Copy out each line of the listing that has the word "VEŘEJNÉ" in it.

— Start DATA IN THIS EXERCISE —

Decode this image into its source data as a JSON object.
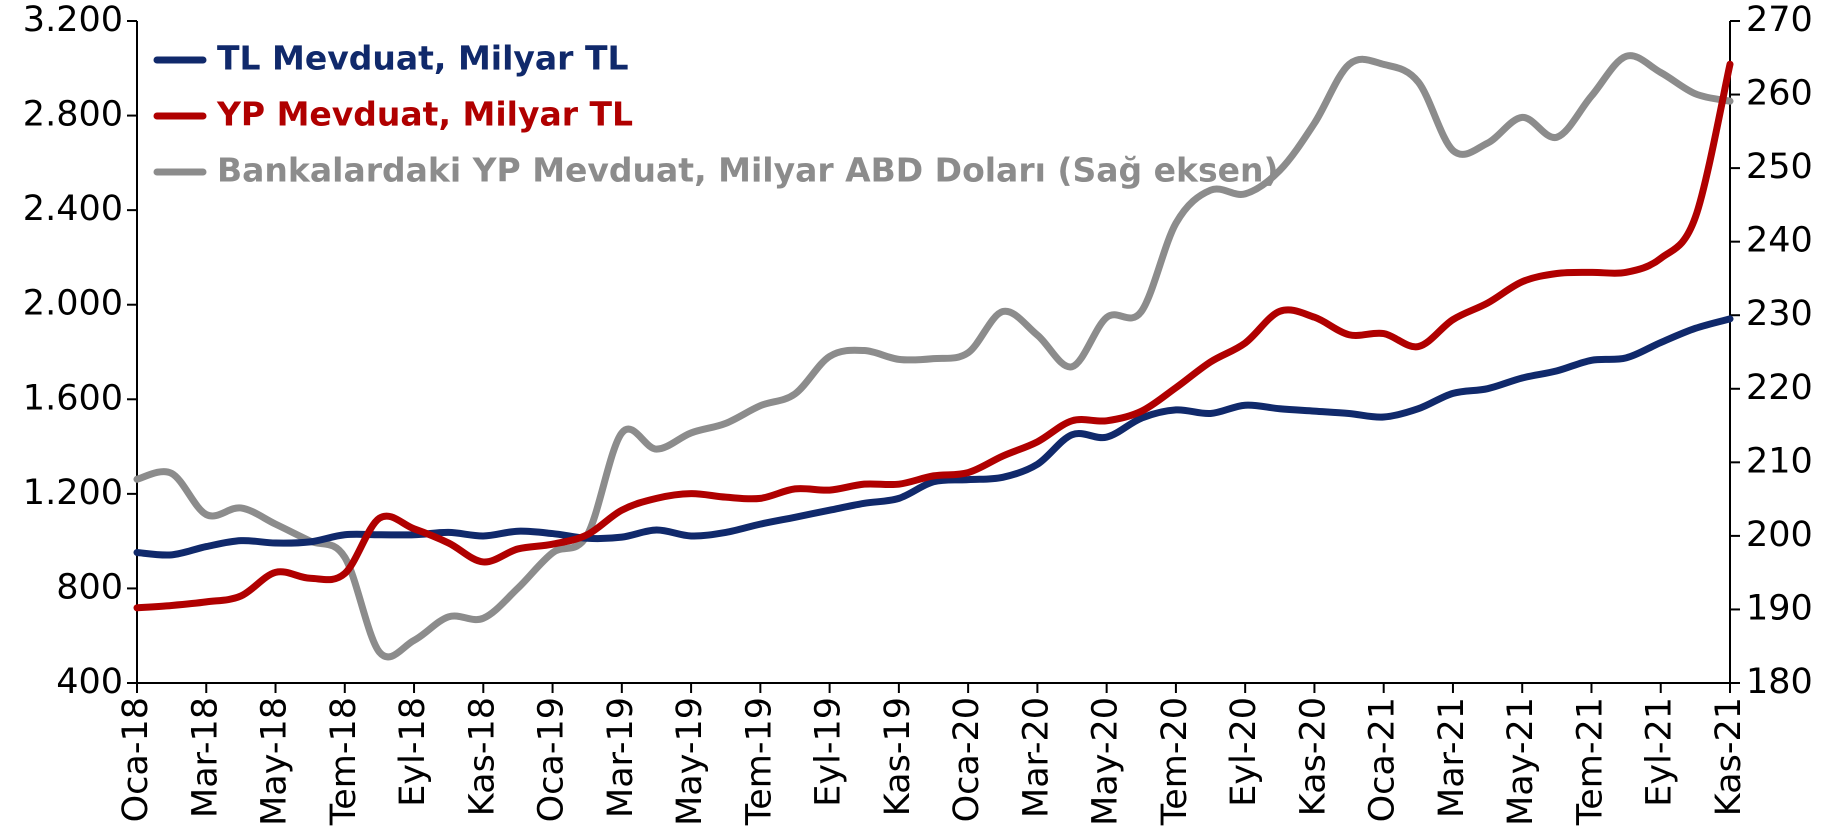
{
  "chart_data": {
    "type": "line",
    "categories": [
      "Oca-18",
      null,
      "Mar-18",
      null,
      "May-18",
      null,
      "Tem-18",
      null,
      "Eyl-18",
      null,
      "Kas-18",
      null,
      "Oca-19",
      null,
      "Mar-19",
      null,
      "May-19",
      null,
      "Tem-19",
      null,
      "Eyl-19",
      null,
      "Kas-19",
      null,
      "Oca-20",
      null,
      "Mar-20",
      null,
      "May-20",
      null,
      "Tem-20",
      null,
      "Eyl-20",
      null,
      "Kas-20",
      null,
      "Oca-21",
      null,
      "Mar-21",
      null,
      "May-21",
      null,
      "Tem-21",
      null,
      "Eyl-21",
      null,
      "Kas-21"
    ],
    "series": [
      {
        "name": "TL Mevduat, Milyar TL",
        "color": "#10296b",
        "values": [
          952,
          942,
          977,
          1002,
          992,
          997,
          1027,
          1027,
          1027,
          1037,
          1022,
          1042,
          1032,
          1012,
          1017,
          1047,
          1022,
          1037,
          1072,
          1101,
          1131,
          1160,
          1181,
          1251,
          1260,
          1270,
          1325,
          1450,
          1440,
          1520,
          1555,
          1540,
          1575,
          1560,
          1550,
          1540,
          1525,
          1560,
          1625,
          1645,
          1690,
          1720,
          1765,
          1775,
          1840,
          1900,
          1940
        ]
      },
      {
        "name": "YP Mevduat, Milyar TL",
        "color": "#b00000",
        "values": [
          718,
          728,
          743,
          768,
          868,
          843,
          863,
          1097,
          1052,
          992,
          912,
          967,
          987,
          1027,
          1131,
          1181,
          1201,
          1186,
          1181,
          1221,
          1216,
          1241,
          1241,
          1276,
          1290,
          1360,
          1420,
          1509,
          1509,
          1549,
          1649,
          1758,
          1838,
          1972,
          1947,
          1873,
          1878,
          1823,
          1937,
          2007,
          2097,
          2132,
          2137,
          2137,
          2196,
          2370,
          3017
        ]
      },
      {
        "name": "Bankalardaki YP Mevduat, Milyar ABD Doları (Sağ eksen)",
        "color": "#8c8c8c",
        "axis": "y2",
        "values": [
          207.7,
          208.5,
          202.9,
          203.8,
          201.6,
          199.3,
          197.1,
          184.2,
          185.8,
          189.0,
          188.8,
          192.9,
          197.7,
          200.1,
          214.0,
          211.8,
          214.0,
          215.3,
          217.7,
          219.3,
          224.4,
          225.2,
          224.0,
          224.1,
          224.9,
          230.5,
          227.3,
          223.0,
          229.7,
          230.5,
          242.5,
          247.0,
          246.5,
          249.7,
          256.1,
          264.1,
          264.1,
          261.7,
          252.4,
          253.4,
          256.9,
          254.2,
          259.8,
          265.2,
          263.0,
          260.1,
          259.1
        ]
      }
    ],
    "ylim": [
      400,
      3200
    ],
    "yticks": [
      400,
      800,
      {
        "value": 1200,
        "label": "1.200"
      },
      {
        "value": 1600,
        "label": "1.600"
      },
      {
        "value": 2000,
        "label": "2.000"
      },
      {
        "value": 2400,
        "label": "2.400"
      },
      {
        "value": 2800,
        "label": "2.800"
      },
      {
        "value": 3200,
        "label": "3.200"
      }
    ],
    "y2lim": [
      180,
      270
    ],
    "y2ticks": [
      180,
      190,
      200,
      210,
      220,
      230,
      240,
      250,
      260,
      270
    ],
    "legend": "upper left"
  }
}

— End DATA IN THIS EXERCISE —
— Start DATA IN THIS EXERCISE —

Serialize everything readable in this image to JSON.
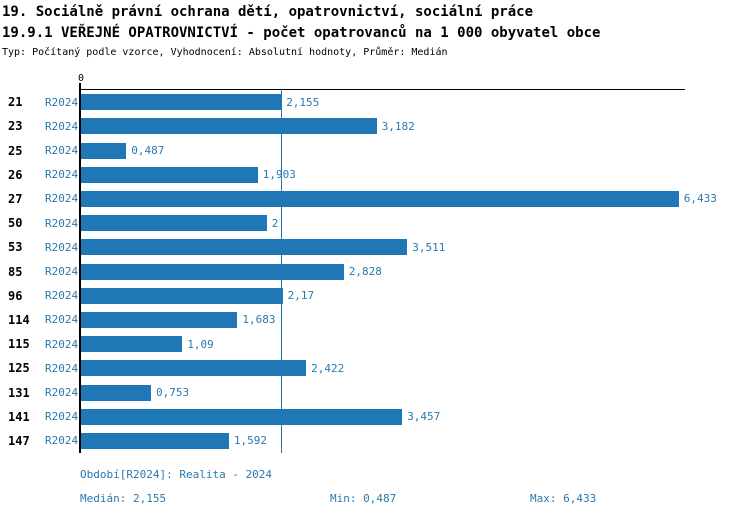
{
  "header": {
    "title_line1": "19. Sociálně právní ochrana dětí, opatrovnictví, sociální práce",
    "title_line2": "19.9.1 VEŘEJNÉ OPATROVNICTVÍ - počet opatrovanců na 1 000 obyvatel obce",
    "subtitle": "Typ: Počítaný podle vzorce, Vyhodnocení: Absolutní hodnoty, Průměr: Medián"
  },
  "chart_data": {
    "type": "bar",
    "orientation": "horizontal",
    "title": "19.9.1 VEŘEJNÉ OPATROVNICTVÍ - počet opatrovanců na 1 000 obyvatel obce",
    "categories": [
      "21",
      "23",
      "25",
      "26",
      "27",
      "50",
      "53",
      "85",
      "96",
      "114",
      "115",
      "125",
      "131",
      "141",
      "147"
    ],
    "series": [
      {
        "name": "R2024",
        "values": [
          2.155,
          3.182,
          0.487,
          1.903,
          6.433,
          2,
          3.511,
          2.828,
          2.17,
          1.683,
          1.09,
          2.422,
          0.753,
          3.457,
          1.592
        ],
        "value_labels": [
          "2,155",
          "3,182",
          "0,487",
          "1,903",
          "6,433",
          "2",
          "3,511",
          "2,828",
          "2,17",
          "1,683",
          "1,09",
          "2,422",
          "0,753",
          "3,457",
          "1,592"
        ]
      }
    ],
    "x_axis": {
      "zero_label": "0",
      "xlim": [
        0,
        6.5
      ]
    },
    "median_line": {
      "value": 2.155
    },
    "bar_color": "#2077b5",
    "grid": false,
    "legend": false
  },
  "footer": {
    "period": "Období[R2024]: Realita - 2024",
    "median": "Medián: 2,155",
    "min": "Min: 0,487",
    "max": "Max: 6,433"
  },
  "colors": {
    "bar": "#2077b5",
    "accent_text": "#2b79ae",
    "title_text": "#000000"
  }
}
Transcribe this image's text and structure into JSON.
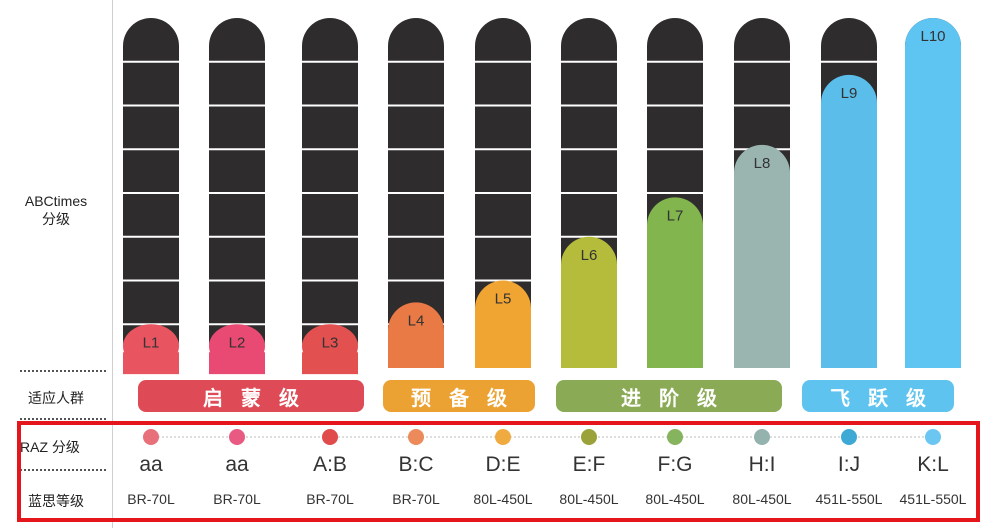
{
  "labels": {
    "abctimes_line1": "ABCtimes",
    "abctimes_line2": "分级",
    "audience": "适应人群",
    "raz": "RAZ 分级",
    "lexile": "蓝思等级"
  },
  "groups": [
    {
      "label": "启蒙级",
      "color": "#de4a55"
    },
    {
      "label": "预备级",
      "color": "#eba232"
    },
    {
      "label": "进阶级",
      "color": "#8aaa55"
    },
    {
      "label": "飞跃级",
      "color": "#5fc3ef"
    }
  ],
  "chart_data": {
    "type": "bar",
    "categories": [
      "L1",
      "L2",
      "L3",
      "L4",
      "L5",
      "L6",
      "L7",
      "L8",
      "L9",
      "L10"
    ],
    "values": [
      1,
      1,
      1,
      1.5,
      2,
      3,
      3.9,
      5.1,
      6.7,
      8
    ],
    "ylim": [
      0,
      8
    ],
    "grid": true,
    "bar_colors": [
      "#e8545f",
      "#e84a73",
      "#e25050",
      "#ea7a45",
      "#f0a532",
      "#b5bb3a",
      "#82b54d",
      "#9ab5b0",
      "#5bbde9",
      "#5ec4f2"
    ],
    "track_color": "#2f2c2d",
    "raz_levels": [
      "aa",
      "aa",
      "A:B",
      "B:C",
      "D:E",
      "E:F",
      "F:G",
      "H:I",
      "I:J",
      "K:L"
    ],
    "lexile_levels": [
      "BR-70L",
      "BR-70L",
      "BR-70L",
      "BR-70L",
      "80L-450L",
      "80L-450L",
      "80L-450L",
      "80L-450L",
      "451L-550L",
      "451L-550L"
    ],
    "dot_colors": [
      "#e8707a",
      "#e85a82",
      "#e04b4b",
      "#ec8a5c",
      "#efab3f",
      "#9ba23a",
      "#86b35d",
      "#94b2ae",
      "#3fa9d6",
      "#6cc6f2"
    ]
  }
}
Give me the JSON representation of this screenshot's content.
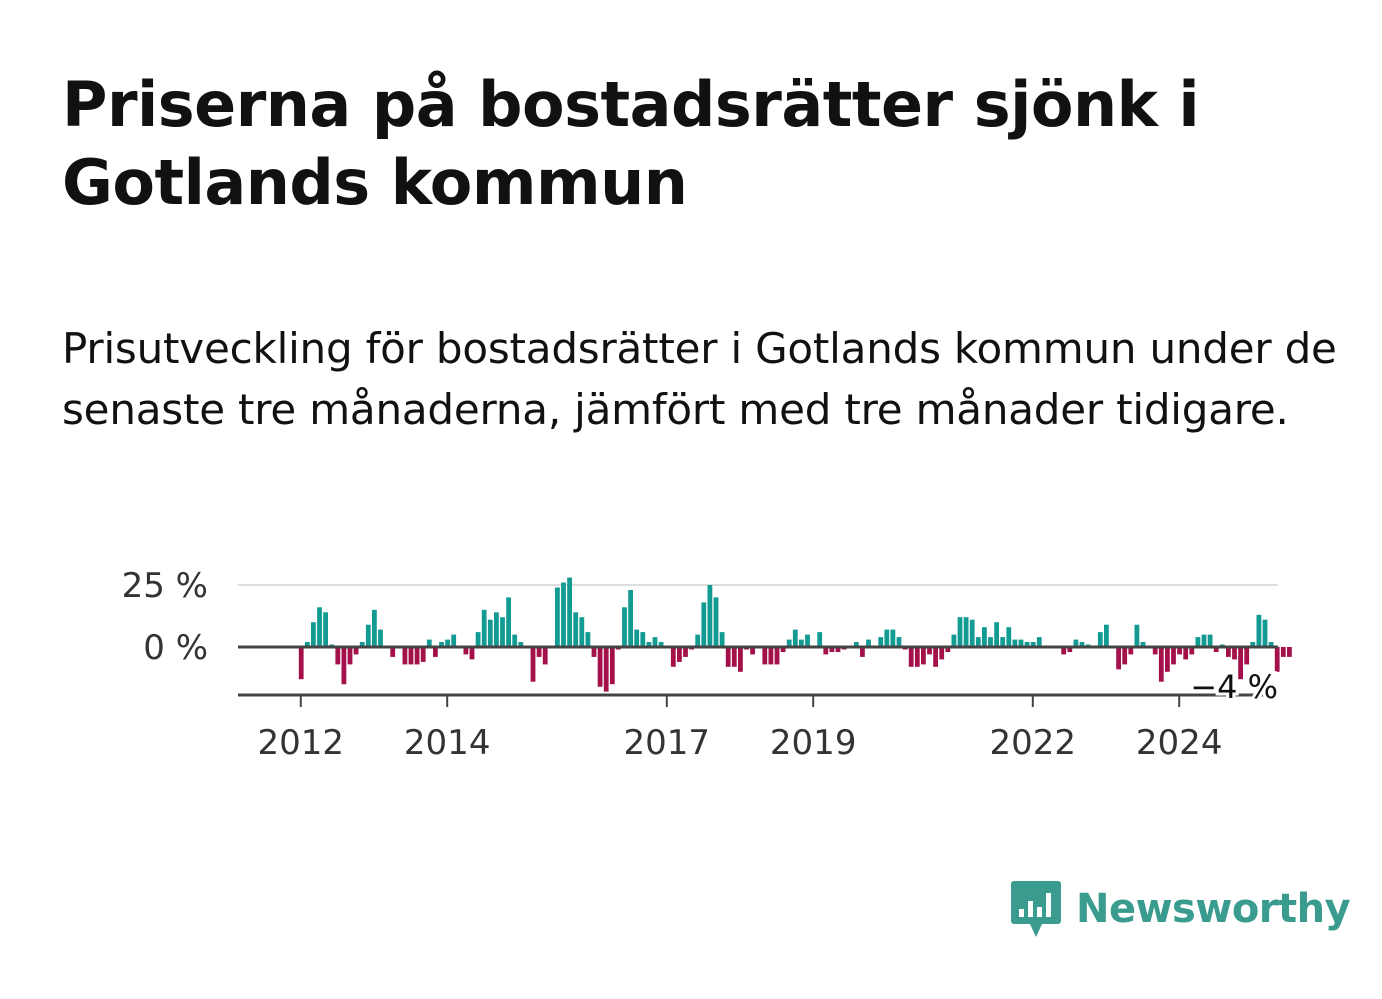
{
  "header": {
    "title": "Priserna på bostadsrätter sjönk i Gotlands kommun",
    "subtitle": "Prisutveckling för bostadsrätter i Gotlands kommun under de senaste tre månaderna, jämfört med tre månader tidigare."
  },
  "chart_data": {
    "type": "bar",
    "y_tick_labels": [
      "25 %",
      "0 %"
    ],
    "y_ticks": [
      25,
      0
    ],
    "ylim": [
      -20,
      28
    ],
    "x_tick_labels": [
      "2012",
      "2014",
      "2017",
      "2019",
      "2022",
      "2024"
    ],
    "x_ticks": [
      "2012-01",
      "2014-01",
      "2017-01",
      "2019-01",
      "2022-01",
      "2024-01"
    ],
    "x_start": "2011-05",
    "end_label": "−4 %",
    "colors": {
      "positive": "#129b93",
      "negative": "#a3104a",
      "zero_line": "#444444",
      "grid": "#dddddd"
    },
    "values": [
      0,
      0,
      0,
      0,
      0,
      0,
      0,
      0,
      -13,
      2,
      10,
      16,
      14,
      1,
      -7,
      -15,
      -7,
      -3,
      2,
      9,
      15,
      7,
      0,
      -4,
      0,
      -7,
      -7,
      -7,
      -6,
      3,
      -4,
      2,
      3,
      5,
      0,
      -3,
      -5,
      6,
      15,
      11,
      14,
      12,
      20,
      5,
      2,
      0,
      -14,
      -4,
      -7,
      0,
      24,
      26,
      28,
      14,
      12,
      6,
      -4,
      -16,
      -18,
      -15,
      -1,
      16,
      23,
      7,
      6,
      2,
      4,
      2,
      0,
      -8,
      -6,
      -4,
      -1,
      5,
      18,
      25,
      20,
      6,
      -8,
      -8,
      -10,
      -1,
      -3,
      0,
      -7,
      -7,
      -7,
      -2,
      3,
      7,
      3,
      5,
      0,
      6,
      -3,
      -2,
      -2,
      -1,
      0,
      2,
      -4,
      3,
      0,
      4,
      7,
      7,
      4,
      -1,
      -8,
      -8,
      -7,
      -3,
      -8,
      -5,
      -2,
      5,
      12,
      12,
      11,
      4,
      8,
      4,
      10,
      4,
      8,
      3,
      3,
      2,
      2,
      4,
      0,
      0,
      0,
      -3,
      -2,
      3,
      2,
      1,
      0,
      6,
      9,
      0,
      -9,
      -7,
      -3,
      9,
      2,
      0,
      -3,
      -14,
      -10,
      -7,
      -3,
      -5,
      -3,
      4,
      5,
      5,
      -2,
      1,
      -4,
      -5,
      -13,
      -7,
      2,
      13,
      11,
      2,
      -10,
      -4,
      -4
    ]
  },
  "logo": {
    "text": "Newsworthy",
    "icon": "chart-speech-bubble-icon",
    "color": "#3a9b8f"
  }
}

— End DATA IN THIS EXERCISE —
— Start DATA IN THIS EXERCISE —

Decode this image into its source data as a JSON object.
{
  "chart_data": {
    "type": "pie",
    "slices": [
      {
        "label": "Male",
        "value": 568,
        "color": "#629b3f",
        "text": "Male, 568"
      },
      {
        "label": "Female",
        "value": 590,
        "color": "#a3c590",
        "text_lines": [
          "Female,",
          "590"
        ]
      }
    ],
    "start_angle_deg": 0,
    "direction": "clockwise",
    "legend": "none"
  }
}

— End DATA IN THIS EXERCISE —

## ANSWER TO THIS PROBLEM
    "title_line2": "19.9.1 VEŘEJNÉ OPATROVNICTVÍ - počet opatrovanců na 1 000 obyvatel obce",
    "title": "19.9.1 VEŘEJNÉ OPATROVNICTVÍ - počet opatrovanců na 1 000 obyvatel obce",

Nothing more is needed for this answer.